> [Records from a data source]:
▼▼▼

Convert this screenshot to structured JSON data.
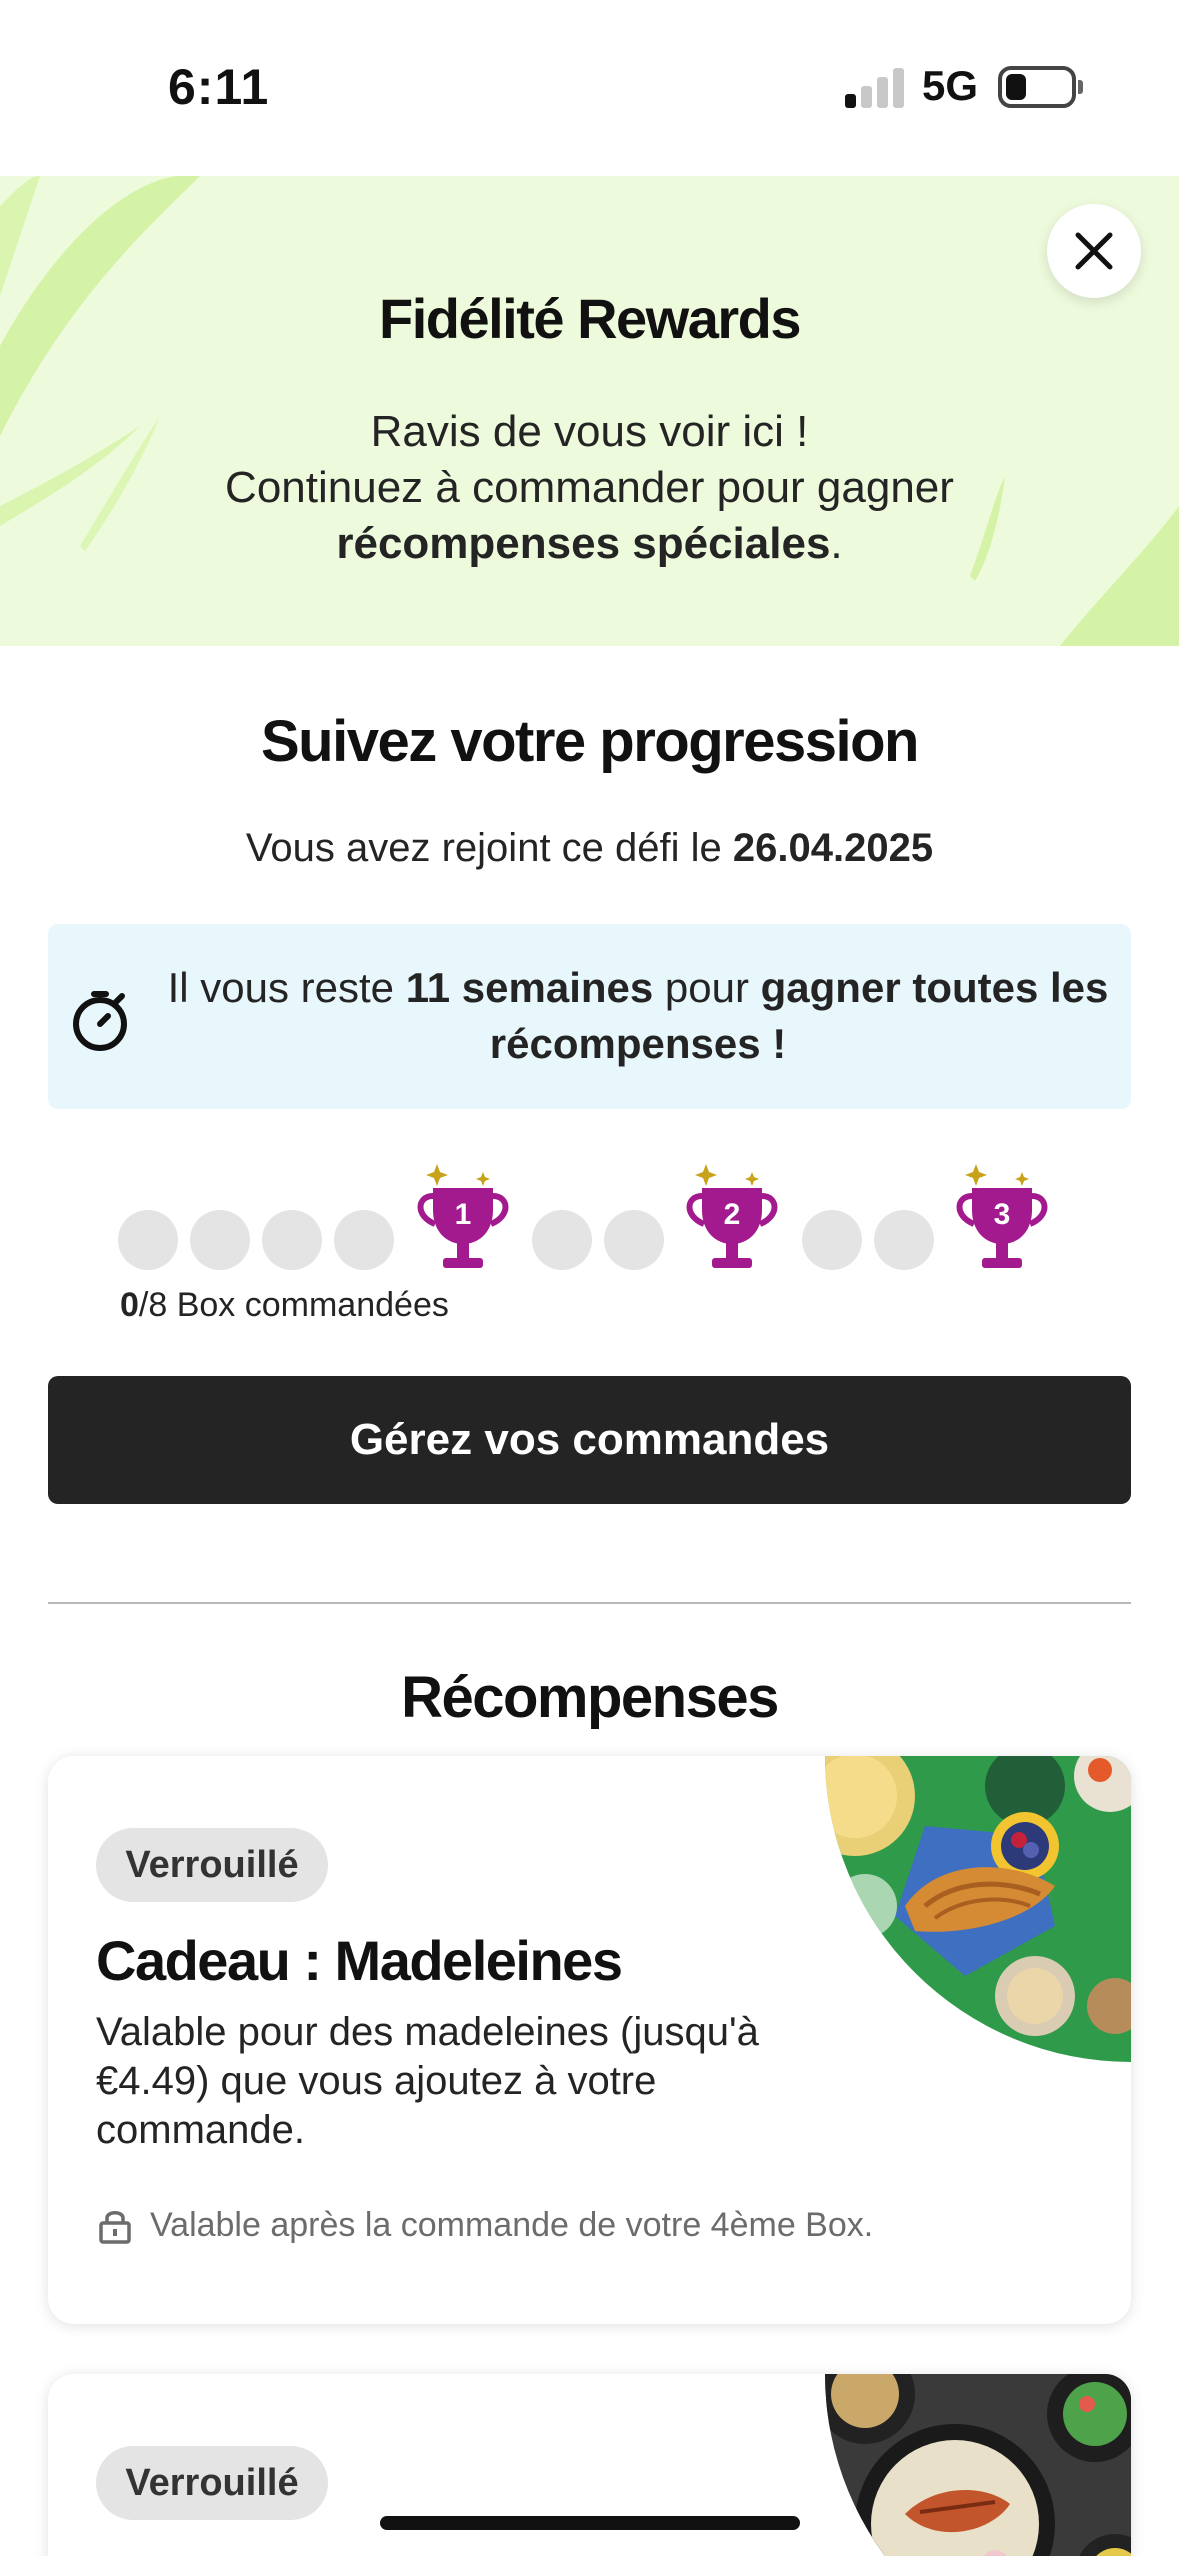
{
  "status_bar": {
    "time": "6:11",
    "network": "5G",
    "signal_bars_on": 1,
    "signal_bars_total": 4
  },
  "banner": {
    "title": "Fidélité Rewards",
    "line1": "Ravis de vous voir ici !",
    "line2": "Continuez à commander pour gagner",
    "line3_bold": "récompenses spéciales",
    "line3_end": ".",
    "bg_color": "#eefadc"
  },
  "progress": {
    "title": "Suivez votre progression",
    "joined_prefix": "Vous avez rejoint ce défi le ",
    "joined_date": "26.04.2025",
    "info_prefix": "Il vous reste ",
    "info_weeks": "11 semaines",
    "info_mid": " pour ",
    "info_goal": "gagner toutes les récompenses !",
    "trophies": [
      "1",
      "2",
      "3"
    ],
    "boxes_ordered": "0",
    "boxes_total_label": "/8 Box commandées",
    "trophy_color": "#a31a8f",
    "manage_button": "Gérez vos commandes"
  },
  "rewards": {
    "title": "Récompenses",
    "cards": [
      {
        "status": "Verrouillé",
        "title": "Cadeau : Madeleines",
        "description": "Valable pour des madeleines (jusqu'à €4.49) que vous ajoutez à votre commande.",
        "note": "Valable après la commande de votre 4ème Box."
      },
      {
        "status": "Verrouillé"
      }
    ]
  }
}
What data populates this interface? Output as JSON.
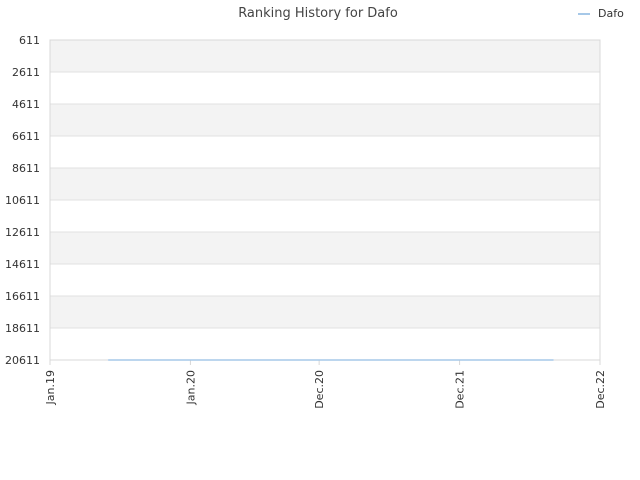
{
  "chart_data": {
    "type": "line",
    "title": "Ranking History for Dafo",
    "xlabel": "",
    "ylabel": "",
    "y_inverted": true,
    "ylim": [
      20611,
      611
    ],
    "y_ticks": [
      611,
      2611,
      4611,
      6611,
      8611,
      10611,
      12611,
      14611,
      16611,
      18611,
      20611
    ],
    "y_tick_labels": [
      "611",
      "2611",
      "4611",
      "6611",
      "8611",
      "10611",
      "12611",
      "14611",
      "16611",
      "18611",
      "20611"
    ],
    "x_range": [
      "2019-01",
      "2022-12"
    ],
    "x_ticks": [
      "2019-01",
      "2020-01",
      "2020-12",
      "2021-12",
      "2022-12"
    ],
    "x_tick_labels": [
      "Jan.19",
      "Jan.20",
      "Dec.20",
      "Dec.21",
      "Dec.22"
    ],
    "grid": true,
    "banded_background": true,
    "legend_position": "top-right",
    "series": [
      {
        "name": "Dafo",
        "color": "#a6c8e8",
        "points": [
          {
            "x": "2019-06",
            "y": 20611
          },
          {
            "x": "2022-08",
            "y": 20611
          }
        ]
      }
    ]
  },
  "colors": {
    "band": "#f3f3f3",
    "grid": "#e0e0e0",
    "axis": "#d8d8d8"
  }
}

▲▲▲
▼▼▼

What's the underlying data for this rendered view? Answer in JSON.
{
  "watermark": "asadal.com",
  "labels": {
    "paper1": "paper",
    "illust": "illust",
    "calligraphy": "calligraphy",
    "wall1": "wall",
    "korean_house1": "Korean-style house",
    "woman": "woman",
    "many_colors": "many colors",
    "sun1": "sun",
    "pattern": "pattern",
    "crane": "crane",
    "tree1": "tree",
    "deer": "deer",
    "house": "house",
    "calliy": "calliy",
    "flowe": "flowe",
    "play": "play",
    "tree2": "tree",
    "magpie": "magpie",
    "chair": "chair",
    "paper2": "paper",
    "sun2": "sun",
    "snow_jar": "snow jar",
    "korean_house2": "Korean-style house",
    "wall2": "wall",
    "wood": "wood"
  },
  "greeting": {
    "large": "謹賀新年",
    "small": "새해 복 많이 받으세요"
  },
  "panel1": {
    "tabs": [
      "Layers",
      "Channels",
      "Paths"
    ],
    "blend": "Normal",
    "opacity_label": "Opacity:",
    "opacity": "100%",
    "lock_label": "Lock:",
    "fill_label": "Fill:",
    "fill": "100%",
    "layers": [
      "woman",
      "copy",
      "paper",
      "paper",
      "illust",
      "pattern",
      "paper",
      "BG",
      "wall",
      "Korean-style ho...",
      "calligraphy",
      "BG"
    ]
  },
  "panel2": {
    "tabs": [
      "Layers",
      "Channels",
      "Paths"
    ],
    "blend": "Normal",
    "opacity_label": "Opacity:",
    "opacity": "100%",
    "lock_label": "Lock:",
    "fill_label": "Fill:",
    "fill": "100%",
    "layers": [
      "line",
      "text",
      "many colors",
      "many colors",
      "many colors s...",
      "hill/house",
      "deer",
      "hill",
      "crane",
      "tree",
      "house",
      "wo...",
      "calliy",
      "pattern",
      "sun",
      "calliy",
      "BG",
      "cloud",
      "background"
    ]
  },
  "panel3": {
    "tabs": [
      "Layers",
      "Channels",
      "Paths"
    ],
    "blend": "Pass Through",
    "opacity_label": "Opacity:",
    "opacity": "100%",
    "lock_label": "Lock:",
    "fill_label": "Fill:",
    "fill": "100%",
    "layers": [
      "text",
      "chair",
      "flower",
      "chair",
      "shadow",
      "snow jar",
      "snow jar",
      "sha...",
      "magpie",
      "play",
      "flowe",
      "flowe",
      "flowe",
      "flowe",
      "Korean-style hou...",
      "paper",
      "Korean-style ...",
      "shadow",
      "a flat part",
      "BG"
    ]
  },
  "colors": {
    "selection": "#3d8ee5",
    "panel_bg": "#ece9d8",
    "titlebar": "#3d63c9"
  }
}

▲▲▲

> [DIRECTIVE]: From the entries above, pull out each line that includes "house".

> [REPLY]:
    "korean_house1": "Korean-style house",
    "house": "house",
    "korean_house2": "Korean-style house",
      "hill/house",
      "house",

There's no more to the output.